▶ [Assigned task] Line by line, restate the material exactly.
*** Block opens ***
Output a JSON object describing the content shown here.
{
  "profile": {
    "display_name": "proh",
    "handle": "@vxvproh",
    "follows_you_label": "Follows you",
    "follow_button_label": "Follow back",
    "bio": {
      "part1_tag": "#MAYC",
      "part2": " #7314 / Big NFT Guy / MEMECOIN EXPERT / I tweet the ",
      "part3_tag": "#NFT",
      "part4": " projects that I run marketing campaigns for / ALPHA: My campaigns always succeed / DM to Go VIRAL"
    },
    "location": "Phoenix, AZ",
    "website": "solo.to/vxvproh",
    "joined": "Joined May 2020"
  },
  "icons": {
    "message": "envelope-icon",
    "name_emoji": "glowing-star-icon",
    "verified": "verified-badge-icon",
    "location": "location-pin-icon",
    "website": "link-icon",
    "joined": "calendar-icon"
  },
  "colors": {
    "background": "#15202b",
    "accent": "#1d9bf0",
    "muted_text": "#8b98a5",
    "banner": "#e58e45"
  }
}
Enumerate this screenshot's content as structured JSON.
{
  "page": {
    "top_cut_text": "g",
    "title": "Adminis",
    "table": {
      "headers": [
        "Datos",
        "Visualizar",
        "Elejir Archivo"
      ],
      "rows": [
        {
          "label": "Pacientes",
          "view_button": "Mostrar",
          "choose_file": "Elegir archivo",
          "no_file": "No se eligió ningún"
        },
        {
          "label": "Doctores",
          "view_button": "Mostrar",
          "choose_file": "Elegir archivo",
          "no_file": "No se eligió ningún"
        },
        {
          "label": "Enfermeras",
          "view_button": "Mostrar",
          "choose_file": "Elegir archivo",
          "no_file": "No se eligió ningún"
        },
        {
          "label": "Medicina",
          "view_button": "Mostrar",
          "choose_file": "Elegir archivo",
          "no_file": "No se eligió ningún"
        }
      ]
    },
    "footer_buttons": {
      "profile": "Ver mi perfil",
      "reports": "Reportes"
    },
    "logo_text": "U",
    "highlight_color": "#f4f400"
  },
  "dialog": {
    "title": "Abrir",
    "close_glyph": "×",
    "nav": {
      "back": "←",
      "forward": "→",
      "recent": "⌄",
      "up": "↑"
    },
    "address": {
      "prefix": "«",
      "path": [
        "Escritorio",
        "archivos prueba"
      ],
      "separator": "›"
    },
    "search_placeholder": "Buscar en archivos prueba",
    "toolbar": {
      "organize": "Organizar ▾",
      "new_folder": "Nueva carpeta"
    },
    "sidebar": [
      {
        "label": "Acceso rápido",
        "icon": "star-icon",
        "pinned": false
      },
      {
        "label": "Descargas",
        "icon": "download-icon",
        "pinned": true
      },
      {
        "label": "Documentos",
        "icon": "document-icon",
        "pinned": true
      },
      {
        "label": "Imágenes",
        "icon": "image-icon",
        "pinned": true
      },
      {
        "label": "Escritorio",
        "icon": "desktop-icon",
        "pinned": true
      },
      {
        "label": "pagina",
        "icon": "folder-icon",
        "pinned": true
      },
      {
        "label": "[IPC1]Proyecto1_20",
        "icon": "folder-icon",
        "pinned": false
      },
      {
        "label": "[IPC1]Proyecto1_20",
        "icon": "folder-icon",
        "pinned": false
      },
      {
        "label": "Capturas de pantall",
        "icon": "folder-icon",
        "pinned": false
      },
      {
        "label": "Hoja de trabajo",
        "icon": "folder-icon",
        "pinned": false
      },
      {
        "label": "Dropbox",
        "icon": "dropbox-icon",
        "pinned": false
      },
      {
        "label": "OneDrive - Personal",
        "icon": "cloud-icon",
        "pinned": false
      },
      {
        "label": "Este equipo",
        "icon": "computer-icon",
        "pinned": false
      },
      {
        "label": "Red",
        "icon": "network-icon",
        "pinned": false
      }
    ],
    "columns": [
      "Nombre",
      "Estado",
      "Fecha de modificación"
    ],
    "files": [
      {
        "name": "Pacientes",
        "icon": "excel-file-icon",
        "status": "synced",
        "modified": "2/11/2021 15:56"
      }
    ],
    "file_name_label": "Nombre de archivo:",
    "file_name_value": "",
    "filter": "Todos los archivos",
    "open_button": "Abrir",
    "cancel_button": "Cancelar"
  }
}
*** Block closes ***
▶ [Written answer]
Output a JSON object describing the content shown here.
{
  "profile": {
    "display_name": "proh",
    "handle": "@vxvproh",
    "follows_you_label": "Follows you",
    "follow_button_label": "Follow back",
    "bio": {
      "part1_tag": "#MAYC",
      "part2": " #7314 / Big NFT Guy / MEMECOIN EXPERT / I tweet the ",
      "part3_tag": "#NFT",
      "part4": " projects that I run marketing campaigns for / ALPHA: My campaigns always succeed / DM to Go VIRAL"
    },
    "location": "Phoenix, AZ",
    "website": "solo.to/vxvproh",
    "joined": "Joined May 2020"
  },
  "icons": {
    "message": "envelope-icon",
    "name_emoji": "glowing-star-icon",
    "verified": "verified-badge-icon",
    "location": "location-pin-icon",
    "website": "link-icon",
    "joined": "calendar-icon"
  },
  "colors": {
    "background": "#15202b",
    "accent": "#1d9bf0",
    "muted_text": "#8b98a5",
    "banner": "#e58e45"
  }
}
Enumerate this screenshot's content as structured JSON.
{
  "page": {
    "top_cut_text": "g",
    "title": "Adminis",
    "table": {
      "headers": [
        "Datos",
        "Visualizar",
        "Elejir Archivo"
      ],
      "rows": [
        {
          "label": "Pacientes",
          "view_button": "Mostrar",
          "choose_file": "Elegir archivo",
          "no_file": "No se eligió ningún"
        },
        {
          "label": "Doctores",
          "view_button": "Mostrar",
          "choose_file": "Elegir archivo",
          "no_file": "No se eligió ningún"
        },
        {
          "label": "Enfermeras",
          "view_button": "Mostrar",
          "choose_file": "Elegir archivo",
          "no_file": "No se eligió ningún"
        },
        {
          "label": "Medicina",
          "view_button": "Mostrar",
          "choose_file": "Elegir archivo",
          "no_file": "No se eligió ningún"
        }
      ]
    },
    "footer_buttons": {
      "profile": "Ver mi perfil",
      "reports": "Reportes"
    },
    "logo_text": "U",
    "highlight_color": "#f4f400"
  },
  "dialog": {
    "title": "Abrir",
    "close_glyph": "×",
    "nav": {
      "back": "←",
      "forward": "→",
      "recent": "⌄",
      "up": "↑"
    },
    "address": {
      "prefix": "«",
      "path": [
        "Escritorio",
        "archivos prueba"
      ],
      "separator": "›"
    },
    "search_placeholder": "Buscar en archivos prueba",
    "toolbar": {
      "organize": "Organizar ▾",
      "new_folder": "Nueva carpeta"
    },
    "sidebar": [
      {
        "label": "Acceso rápido",
        "icon": "star-icon",
        "pinned": false
      },
      {
        "label": "Descargas",
        "icon": "download-icon",
        "pinned": true
      },
      {
        "label": "Documentos",
        "icon": "document-icon",
        "pinned": true
      },
      {
        "label": "Imágenes",
        "icon": "image-icon",
        "pinned": true
      },
      {
        "label": "Escritorio",
        "icon": "desktop-icon",
        "pinned": true
      },
      {
        "label": "pagina",
        "icon": "folder-icon",
        "pinned": true
      },
      {
        "label": "[IPC1]Proyecto1_20",
        "icon": "folder-icon",
        "pinned": false
      },
      {
        "label": "[IPC1]Proyecto1_20",
        "icon": "folder-icon",
        "pinned": false
      },
      {
        "label": "Capturas de pantall",
        "icon": "folder-icon",
        "pinned": false
      },
      {
        "label": "Hoja de trabajo",
        "icon": "folder-icon",
        "pinned": false
      },
      {
        "label": "Dropbox",
        "icon": "dropbox-icon",
        "pinned": false
      },
      {
        "label": "OneDrive - Personal",
        "icon": "cloud-icon",
        "pinned": false
      },
      {
        "label": "Este equipo",
        "icon": "computer-icon",
        "pinned": false
      },
      {
        "label": "Red",
        "icon": "network-icon",
        "pinned": false
      }
    ],
    "columns": [
      "Nombre",
      "Estado",
      "Fecha de modificación"
    ],
    "files": [
      {
        "name": "Pacientes",
        "icon": "excel-file-icon",
        "status": "synced",
        "modified": "2/11/2021 15:56"
      }
    ],
    "file_name_label": "Nombre de archivo:",
    "file_name_value": "",
    "filter": "Todos los archivos",
    "open_button": "Abrir",
    "cancel_button": "Cancelar"
  }
}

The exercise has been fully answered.